Exercise instructions: From the listing below, extract each line containing the string "الله".
——————
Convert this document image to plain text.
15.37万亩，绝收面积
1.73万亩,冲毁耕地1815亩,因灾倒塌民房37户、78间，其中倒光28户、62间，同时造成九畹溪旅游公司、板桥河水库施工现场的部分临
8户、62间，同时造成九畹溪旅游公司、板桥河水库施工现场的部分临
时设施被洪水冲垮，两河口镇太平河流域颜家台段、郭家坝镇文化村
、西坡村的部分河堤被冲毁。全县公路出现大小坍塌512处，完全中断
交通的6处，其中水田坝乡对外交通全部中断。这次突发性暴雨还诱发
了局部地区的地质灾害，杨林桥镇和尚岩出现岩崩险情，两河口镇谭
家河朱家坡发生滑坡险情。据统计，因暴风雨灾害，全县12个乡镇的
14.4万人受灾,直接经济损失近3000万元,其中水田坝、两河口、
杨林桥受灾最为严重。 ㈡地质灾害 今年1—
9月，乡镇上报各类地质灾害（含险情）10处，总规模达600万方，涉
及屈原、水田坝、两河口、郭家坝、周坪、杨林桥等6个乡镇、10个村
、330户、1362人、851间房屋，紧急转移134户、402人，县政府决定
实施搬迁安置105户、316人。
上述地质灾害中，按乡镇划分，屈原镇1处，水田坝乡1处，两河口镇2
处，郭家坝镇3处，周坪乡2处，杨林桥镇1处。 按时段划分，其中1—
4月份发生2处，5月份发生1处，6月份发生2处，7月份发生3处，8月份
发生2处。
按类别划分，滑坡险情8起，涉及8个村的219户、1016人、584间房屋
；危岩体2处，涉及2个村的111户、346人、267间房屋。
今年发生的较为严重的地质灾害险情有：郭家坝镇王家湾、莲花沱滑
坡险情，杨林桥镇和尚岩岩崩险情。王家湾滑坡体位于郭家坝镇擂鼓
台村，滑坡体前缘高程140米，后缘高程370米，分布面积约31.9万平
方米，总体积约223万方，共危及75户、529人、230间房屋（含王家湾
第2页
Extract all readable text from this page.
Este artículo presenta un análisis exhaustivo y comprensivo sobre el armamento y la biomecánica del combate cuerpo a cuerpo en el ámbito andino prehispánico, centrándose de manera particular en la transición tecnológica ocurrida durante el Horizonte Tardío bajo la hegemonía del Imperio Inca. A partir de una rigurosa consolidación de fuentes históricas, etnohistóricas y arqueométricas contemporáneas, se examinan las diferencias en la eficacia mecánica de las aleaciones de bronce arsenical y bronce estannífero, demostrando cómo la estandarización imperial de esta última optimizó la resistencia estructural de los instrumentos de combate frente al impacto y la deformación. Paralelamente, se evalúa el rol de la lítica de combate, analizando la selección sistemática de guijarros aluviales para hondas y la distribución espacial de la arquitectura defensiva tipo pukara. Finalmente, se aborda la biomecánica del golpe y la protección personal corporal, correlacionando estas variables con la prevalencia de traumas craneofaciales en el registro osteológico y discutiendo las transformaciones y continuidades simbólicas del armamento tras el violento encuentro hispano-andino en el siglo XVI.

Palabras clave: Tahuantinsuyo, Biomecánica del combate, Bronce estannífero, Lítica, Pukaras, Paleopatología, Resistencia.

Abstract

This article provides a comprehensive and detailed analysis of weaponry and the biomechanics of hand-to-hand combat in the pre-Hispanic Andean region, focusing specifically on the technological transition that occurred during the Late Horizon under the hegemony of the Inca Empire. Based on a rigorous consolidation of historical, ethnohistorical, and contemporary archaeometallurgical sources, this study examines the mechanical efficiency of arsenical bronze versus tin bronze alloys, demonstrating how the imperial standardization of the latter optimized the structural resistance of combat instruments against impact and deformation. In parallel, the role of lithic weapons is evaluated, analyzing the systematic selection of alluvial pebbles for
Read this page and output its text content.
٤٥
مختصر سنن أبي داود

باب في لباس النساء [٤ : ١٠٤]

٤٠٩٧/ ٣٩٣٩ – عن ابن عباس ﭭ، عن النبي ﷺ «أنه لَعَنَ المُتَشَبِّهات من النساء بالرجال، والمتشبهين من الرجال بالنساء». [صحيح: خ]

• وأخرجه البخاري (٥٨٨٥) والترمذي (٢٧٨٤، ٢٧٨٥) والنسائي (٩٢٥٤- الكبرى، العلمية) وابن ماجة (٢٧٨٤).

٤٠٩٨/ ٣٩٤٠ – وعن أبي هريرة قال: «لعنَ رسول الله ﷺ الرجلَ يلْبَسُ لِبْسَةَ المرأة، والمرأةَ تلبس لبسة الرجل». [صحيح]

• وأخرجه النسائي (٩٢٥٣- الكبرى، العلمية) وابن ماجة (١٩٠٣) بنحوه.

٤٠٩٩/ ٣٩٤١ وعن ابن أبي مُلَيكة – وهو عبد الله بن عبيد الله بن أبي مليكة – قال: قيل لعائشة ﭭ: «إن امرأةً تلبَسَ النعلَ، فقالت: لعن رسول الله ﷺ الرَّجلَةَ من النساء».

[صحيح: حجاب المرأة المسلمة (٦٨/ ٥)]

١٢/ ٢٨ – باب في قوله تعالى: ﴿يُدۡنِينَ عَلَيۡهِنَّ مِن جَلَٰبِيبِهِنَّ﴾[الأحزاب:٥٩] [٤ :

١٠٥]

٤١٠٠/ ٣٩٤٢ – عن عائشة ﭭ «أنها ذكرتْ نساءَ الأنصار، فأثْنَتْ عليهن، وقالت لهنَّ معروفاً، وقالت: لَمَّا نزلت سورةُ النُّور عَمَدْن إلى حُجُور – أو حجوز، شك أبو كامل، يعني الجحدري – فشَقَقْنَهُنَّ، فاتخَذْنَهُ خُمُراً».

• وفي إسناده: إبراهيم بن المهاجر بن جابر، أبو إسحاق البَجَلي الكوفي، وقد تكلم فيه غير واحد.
——————
Response to the task:
٤٠٩٨/ ٣٩٤٠ – وعن أبي هريرة قال: «لعنَ رسول الله ﷺ الرجلَ يلْبَسُ لِبْسَةَ المرأة، والمرأةَ تلبس لبسة الرجل». [صحيح]
٤٠٩٩/ ٣٩٤١ وعن ابن أبي مُلَيكة – وهو عبد الله بن عبيد الله بن أبي مليكة – قال: قيل لعائشة ﭭ: «إن امرأةً تلبَسَ النعلَ، فقالت: لعن رسول الله ﷺ الرَّجلَةَ من النساء».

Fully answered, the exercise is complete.